Therefore, the \(m_1(\mathbf{z})\) goes to infinity if \(x_{11}\) is equal to \(\mu _0\).

Let \(x_m(l)=(x_{11},x_{12},\ldots , x_{k1},x_{k2})\) denote the minimal training sample. Under model \(M_1\), \(x_{ij}\) is independent and identically distributed \(N(\mu _0,\tau _i^2)\), and under \(M_2\), they are independent and identically distributed \(N(\mu ,\sigma _i^2)\). Thus, under model \(M_1\),

$$\begin{aligned} m_1(\mathbf{z})= \left( \sqrt{2\pi }\right) ^{-2k} \prod _{i=1}^{k} \left[ {\sum _{j=1}^2(x_{ij}-\mu _0)^2}\right] ^{-1}<\infty . \end{aligned}$$

Further, under model \(M_2\),

$$\begin{aligned} m_2(\mathbf{z})= & {} \left( \sqrt{2\pi }\right) ^{-2k} \int _{-\infty }^{\infty }\prod _{i=1}^{k} \left[ {S_i^2+2({\bar{x}}_i-\mu _0)^2 }\right] ^{-1}\hbox {d}\mu \\= & {} \left( \sqrt{2\pi }\right) ^{-2k} \left( \prod _{i=1}^{k} S_i^2\right) \int _{-\infty }^{\infty }\prod _{i=1}^{k} \left[ {1+{2({\bar{x}}_i-\mu _0)^2\over S_i^2}}\right] ^{-1}\hbox {d}\mu \\\le & {} \left( \sqrt{2\pi }\right) ^{-2k} \left( \prod _{i=1}^{k} S_i^2 \right) \int _{-\infty }^{\infty } \left[ {1+{2({\bar{x}}_i-\mu _0)^2\over S_i^2}}\right] ^{-1}\hbox {d}\mu . \end{aligned}$$

Therefore, this integral is finite because it is a form of the Student’s t density. The minimal training sample size 2k is proved. \(\square \)

Given information –

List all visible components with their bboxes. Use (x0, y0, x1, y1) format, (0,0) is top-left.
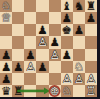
black-knight-piece[interactable]: ♞ (74, 0, 84, 12)
white-pawn-piece[interactable]: ♙ (25, 60, 35, 72)
square-b7[interactable] (12, 12, 24, 24)
square-g6[interactable]: ♟ (73, 24, 85, 36)
square-c8[interactable] (24, 0, 36, 12)
white-knight-piece[interactable]: ♘ (62, 84, 72, 96)
square-d8[interactable] (36, 0, 48, 12)
square-e4[interactable]: ♙ (49, 49, 61, 61)
white-pawn-piece[interactable]: ♙ (74, 72, 84, 84)
square-f1[interactable]: ♘ (61, 85, 73, 97)
white-king-piece[interactable]: ♔ (49, 84, 59, 96)
square-g8[interactable]: ♞ (73, 0, 85, 12)
square-d1[interactable] (36, 85, 48, 97)
square-c7[interactable] (24, 12, 36, 24)
square-d2[interactable] (36, 73, 48, 85)
square-e1[interactable]: ♔ (49, 85, 61, 97)
square-b3[interactable]: ♟ (12, 61, 24, 73)
square-g1[interactable] (73, 85, 85, 97)
white-rook-piece[interactable]: ♖ (86, 84, 96, 96)
black-pawn-piece[interactable]: ♟ (62, 48, 72, 60)
black-pawn-piece[interactable]: ♟ (86, 12, 96, 24)
white-pawn-piece[interactable]: ♙ (37, 36, 47, 48)
white-queen-piece[interactable]: ♕ (1, 12, 11, 24)
square-h1[interactable]: ♖ (85, 85, 97, 97)
square-e8[interactable] (49, 0, 61, 12)
black-king-piece[interactable]: ♚ (62, 24, 72, 36)
square-e3[interactable] (49, 61, 61, 73)
square-b1[interactable]: ♜ (12, 85, 24, 97)
square-h4[interactable] (85, 49, 97, 61)
square-d5[interactable]: ♙ (36, 36, 48, 48)
square-b8[interactable] (12, 0, 24, 12)
chess-board[interactable]: ♘♝♞♜♕♟♟♟♚♟♙♟♟♟♙♟♟♟♙♟♘♟♙♙♙♛♜♔♘♖ (0, 0, 97, 97)
square-a6[interactable] (0, 24, 12, 36)
square-b5[interactable] (12, 36, 24, 48)
white-pawn-piece[interactable]: ♙ (49, 48, 59, 60)
square-d3[interactable]: ♟ (36, 61, 48, 73)
square-h5[interactable] (85, 36, 97, 48)
black-queen-piece[interactable]: ♛ (1, 84, 11, 96)
square-g2[interactable]: ♙ (73, 73, 85, 85)
square-f6[interactable]: ♚ (61, 24, 73, 36)
square-c6[interactable] (24, 24, 36, 36)
chess-app-window: ♘♝♞♜♕♟♟♟♚♟♙♟♟♟♙♟♟♟♙♟♘♟♙♙♙♛♜♔♘♖ (0, 0, 100, 99)
square-c1[interactable] (24, 85, 36, 97)
black-rook-piece[interactable]: ♜ (13, 84, 23, 96)
square-h7[interactable]: ♟ (85, 12, 97, 24)
black-pawn-piece[interactable]: ♟ (13, 60, 23, 72)
black-pawn-piece[interactable]: ♟ (37, 60, 47, 72)
black-pawn-piece[interactable]: ♟ (74, 24, 84, 36)
square-g5[interactable] (73, 36, 85, 48)
square-c2[interactable] (24, 73, 36, 85)
square-c3[interactable]: ♙ (24, 61, 36, 73)
square-h6[interactable] (85, 24, 97, 36)
square-a7[interactable]: ♕ (0, 12, 12, 24)
square-a1[interactable]: ♛ (0, 85, 12, 97)
square-f4[interactable]: ♟ (61, 49, 73, 61)
square-b6[interactable] (12, 24, 24, 36)
square-e7[interactable] (49, 12, 61, 24)
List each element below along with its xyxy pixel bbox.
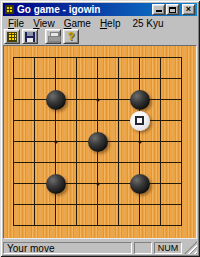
board-point[interactable] bbox=[150, 89, 171, 110]
board-point[interactable] bbox=[129, 68, 150, 89]
board-point[interactable] bbox=[150, 110, 171, 131]
status-message-pane: Your move bbox=[3, 242, 132, 254]
board-point[interactable] bbox=[66, 194, 87, 215]
black-stone bbox=[130, 174, 150, 194]
board-point[interactable] bbox=[87, 194, 108, 215]
board-point[interactable] bbox=[24, 131, 45, 152]
menu-view[interactable]: View bbox=[33, 18, 55, 29]
title-bar[interactable]: Go game - igowin × bbox=[3, 3, 197, 16]
board-grid-icon bbox=[7, 32, 17, 42]
board-point[interactable] bbox=[171, 194, 192, 215]
board-point[interactable] bbox=[24, 215, 45, 236]
board-point[interactable] bbox=[66, 215, 87, 236]
printer-icon bbox=[48, 32, 59, 41]
board-point[interactable] bbox=[3, 194, 24, 215]
status-message: Your move bbox=[7, 243, 54, 254]
app-icon bbox=[5, 5, 14, 14]
board-point[interactable] bbox=[87, 152, 108, 173]
board-point[interactable] bbox=[171, 215, 192, 236]
board-point[interactable] bbox=[129, 89, 150, 110]
board-point[interactable] bbox=[66, 173, 87, 194]
save-button[interactable] bbox=[22, 29, 38, 44]
board-point[interactable] bbox=[108, 131, 129, 152]
white-stone bbox=[130, 111, 150, 131]
board-point[interactable] bbox=[129, 173, 150, 194]
board-point[interactable] bbox=[108, 194, 129, 215]
board-point[interactable] bbox=[150, 68, 171, 89]
board-point[interactable] bbox=[150, 215, 171, 236]
board-point[interactable] bbox=[66, 89, 87, 110]
board-point[interactable] bbox=[108, 152, 129, 173]
board-point[interactable] bbox=[45, 68, 66, 89]
board-point[interactable] bbox=[171, 152, 192, 173]
window-title: Go game - igowin bbox=[17, 4, 100, 16]
menu-game[interactable]: Game bbox=[64, 18, 91, 29]
board-point[interactable] bbox=[171, 173, 192, 194]
board-point[interactable] bbox=[129, 152, 150, 173]
board-point[interactable] bbox=[108, 173, 129, 194]
menu-rank[interactable]: 25 Kyu bbox=[132, 18, 163, 29]
board-point[interactable] bbox=[45, 215, 66, 236]
maximize-button[interactable] bbox=[166, 4, 179, 15]
minimize-icon bbox=[156, 10, 162, 12]
board-point[interactable] bbox=[3, 152, 24, 173]
board-point[interactable] bbox=[129, 131, 150, 152]
help-button[interactable]: ? bbox=[63, 29, 79, 44]
board-point[interactable] bbox=[24, 89, 45, 110]
board-point[interactable] bbox=[45, 194, 66, 215]
maximize-icon bbox=[169, 7, 176, 13]
question-mark-icon: ? bbox=[68, 31, 75, 42]
board-point[interactable] bbox=[87, 68, 108, 89]
board-point[interactable] bbox=[66, 47, 87, 68]
print-button[interactable] bbox=[45, 29, 61, 44]
board-point[interactable] bbox=[66, 110, 87, 131]
num-label: NUM bbox=[158, 243, 179, 253]
board-point[interactable] bbox=[87, 131, 108, 152]
board-point[interactable] bbox=[171, 89, 192, 110]
board-point[interactable] bbox=[24, 110, 45, 131]
menu-file[interactable]: File bbox=[8, 18, 24, 29]
board-point[interactable] bbox=[66, 131, 87, 152]
board-point[interactable] bbox=[87, 47, 108, 68]
board-gridlines bbox=[13, 57, 182, 226]
board-point[interactable] bbox=[150, 131, 171, 152]
board-point[interactable] bbox=[150, 194, 171, 215]
board-point[interactable] bbox=[45, 47, 66, 68]
board-point[interactable] bbox=[66, 152, 87, 173]
menu-bar: File View Game Help 25 Kyu bbox=[3, 17, 197, 29]
board-point[interactable] bbox=[45, 89, 66, 110]
status-empty-pane bbox=[134, 242, 152, 254]
board-point[interactable] bbox=[24, 173, 45, 194]
board-grid[interactable] bbox=[3, 47, 192, 236]
board-point[interactable] bbox=[66, 68, 87, 89]
board-point[interactable] bbox=[87, 215, 108, 236]
board-point[interactable] bbox=[24, 194, 45, 215]
board-point[interactable] bbox=[171, 47, 192, 68]
close-icon: × bbox=[186, 5, 191, 14]
board-point[interactable] bbox=[171, 131, 192, 152]
board-point[interactable] bbox=[87, 89, 108, 110]
board-point[interactable] bbox=[150, 47, 171, 68]
minimize-button[interactable] bbox=[152, 4, 165, 15]
black-stone bbox=[88, 132, 108, 152]
status-bar: Your move NUM bbox=[3, 240, 197, 254]
board-point[interactable] bbox=[108, 89, 129, 110]
board-point[interactable] bbox=[108, 215, 129, 236]
floppy-disk-icon bbox=[25, 32, 35, 42]
last-move-marker bbox=[135, 116, 144, 125]
app-window: Go game - igowin × File View Game Help 2… bbox=[0, 0, 200, 257]
board-point[interactable] bbox=[3, 47, 24, 68]
board-point[interactable] bbox=[129, 110, 150, 131]
num-indicator: NUM bbox=[154, 242, 182, 254]
board-point[interactable] bbox=[108, 68, 129, 89]
board-point[interactable] bbox=[129, 215, 150, 236]
board-point[interactable] bbox=[3, 215, 24, 236]
board-point[interactable] bbox=[171, 68, 192, 89]
board-point[interactable] bbox=[3, 68, 24, 89]
new-game-button[interactable] bbox=[4, 29, 20, 44]
board-point[interactable] bbox=[150, 173, 171, 194]
board-point[interactable] bbox=[129, 47, 150, 68]
board-point[interactable] bbox=[87, 173, 108, 194]
close-button[interactable]: × bbox=[182, 4, 195, 15]
board-point[interactable] bbox=[3, 110, 24, 131]
resize-grip[interactable] bbox=[184, 241, 197, 254]
board-point[interactable] bbox=[129, 194, 150, 215]
board-point[interactable] bbox=[3, 89, 24, 110]
board-point[interactable] bbox=[24, 152, 45, 173]
board-point[interactable] bbox=[150, 152, 171, 173]
board-point[interactable] bbox=[45, 152, 66, 173]
board-point[interactable] bbox=[24, 68, 45, 89]
board-point[interactable] bbox=[45, 131, 66, 152]
menu-help[interactable]: Help bbox=[100, 18, 121, 29]
board-point[interactable] bbox=[108, 47, 129, 68]
black-stone bbox=[130, 90, 150, 110]
board-point[interactable] bbox=[3, 131, 24, 152]
board-point[interactable] bbox=[24, 47, 45, 68]
go-board[interactable] bbox=[3, 45, 197, 239]
black-stone bbox=[46, 90, 66, 110]
board-point[interactable] bbox=[45, 173, 66, 194]
board-point[interactable] bbox=[108, 110, 129, 131]
board-point[interactable] bbox=[87, 110, 108, 131]
board-point[interactable] bbox=[171, 110, 192, 131]
board-point[interactable] bbox=[3, 173, 24, 194]
toolbar: ? bbox=[3, 29, 197, 45]
board-point[interactable] bbox=[45, 110, 66, 131]
black-stone bbox=[46, 174, 66, 194]
window-controls: × bbox=[152, 4, 195, 15]
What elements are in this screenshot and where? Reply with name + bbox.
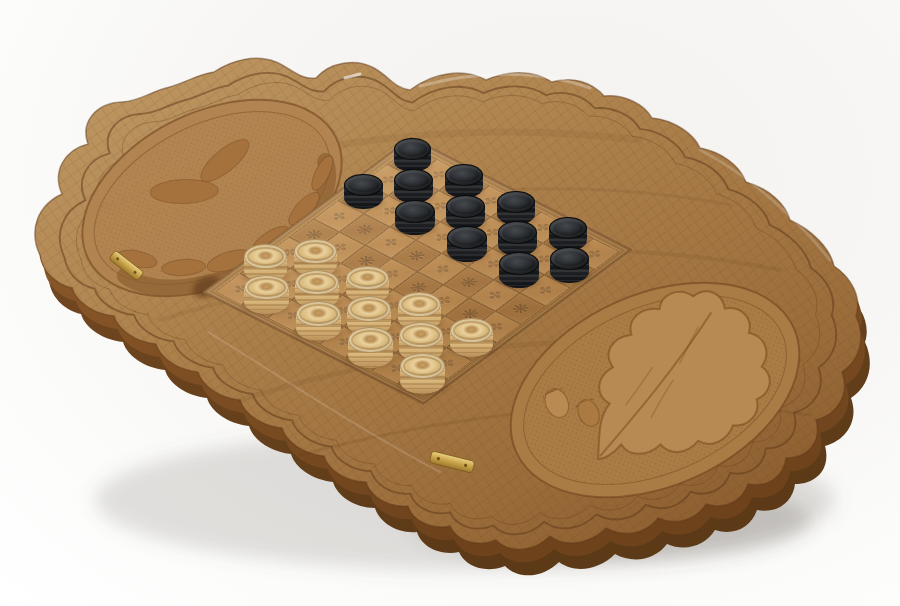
piece-top-face — [346, 266, 389, 291]
piece-top-face — [549, 217, 588, 239]
black-checker[interactable]: ⛂ — [394, 138, 431, 171]
black-checker[interactable]: ⛂ — [394, 169, 432, 203]
piece-top-face — [347, 296, 391, 321]
white-checker[interactable]: ⛀ — [348, 327, 393, 368]
rosette-motif-icon: ❋ — [455, 274, 482, 291]
cross-motif-icon: ✤ — [327, 209, 350, 224]
piece-top-face — [398, 292, 441, 317]
piece-top-face — [498, 221, 537, 244]
black-checker[interactable]: ⛂ — [447, 226, 487, 262]
white-checker[interactable]: ⛀ — [450, 318, 494, 357]
black-checker[interactable]: ⛂ — [395, 200, 435, 236]
piece-top-face — [348, 327, 393, 353]
piece-top-face — [447, 226, 487, 249]
piece-top-face — [445, 164, 483, 186]
cross-motif-icon: ✤ — [431, 262, 454, 277]
white-checker[interactable]: ⛀ — [244, 275, 288, 315]
black-checker[interactable]: ⛂ — [549, 217, 588, 252]
photo-stage: ❋✤❋✤❋✤❋✤✤❋✤❋✤❋✤❋❋✤❋✤❋✤❋✤✤❋✤❋✤❋✤❋❋✤❋✤❋✤❋✤… — [0, 0, 900, 606]
piece-top-face — [497, 191, 535, 213]
white-checker[interactable]: ⛀ — [400, 353, 446, 394]
piece-top-face — [344, 174, 383, 197]
cross-motif-icon: ✤ — [483, 288, 506, 303]
cross-motif-icon: ✤ — [379, 235, 402, 250]
black-checker[interactable]: ⛂ — [446, 195, 485, 230]
black-checker[interactable]: ⛂ — [445, 164, 483, 198]
piece-top-face — [395, 200, 435, 223]
black-checker[interactable]: ⛂ — [497, 191, 535, 225]
black-checker[interactable]: ⛂ — [344, 174, 383, 209]
white-checker[interactable]: ⛀ — [296, 301, 341, 341]
piece-top-face — [394, 169, 432, 191]
black-checker[interactable]: ⛂ — [499, 252, 540, 288]
piece-top-face — [450, 318, 494, 343]
piece-top-face — [294, 239, 336, 263]
piece-top-face — [399, 322, 444, 348]
piece-top-face — [244, 275, 288, 301]
black-checker[interactable]: ⛂ — [550, 247, 590, 283]
rosette-motif-icon: ❋ — [351, 221, 378, 238]
piece-top-face — [244, 244, 287, 269]
piece-top-face — [296, 301, 341, 327]
piece-top-face — [295, 270, 339, 295]
rosette-motif-icon: ❋ — [403, 247, 430, 264]
rosette-motif-icon: ❋ — [507, 300, 534, 317]
piece-top-face — [394, 138, 431, 159]
piece-top-face — [446, 195, 485, 217]
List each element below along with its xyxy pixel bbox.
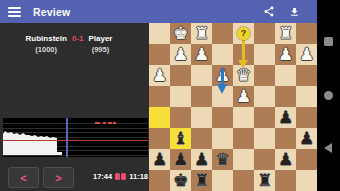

Objective 1 –
Transcribe the proof excerpt word for word, from "Further, under model" to "proved. \(\square \)".
Objective 2 –
According to the proof excerpt, why is the integral under model \(M_2\) finite?
Objective 3 –
Rewrite the paragraph of the proof excerpt that begins with "Let" and defines the minimal training sample as a short list that keeps its main facts.
None of the rows are needed here.

Full response 1 –
Further, under model \(M_2\),

$$\begin{aligned} m_2(\mathbf{z})= & {} \left( \sqrt{2\pi }\right) ^{-2k} \int _{-\infty }^{\infty }\prod _{i=1}^{k} \left[ {S_i^2+2({\bar{x}}_i-\mu _0)^2 }\right] ^{-1}\hbox {d}\mu \\= & {} \left( \sqrt{2\pi }\right) ^{-2k} \left( \prod _{i=1}^{k} S_i^2\right) \int _{-\infty }^{\infty }\prod _{i=1}^{k} \left[ {1+{2({\bar{x}}_i-\mu _0)^2\over S_i^2}}\right] ^{-1}\hbox {d}\mu \\\le & {} \left( \sqrt{2\pi }\right) ^{-2k} \left( \prod _{i=1}^{k} S_i^2 \right) \int _{-\infty }^{\infty } \left[ {1+{2({\bar{x}}_i-\mu _0)^2\over S_i^2}}\right] ^{-1}\hbox {d}\mu . \end{aligned}$$

Therefore, this integral is finite because it is a form of the Student’s t density. The minimal training sample size 2k is proved. \(\square \)

Full response 2 –
It is finite because it is a form of the Student’s t density.

Full response 3 –
- The minimal training sample is \(x_m(l)=(x_{11},x_{12},\ldots , x_{k1},x_{k2})\).
- Under model \(M_1\), the \(x_{ij}\) are independent and identically distributed \(N(\mu _0,\tau _i^2)\).
- Under model \(M_2\), they are independent and identically distributed \(N(\mu ,\sigma _i^2)\).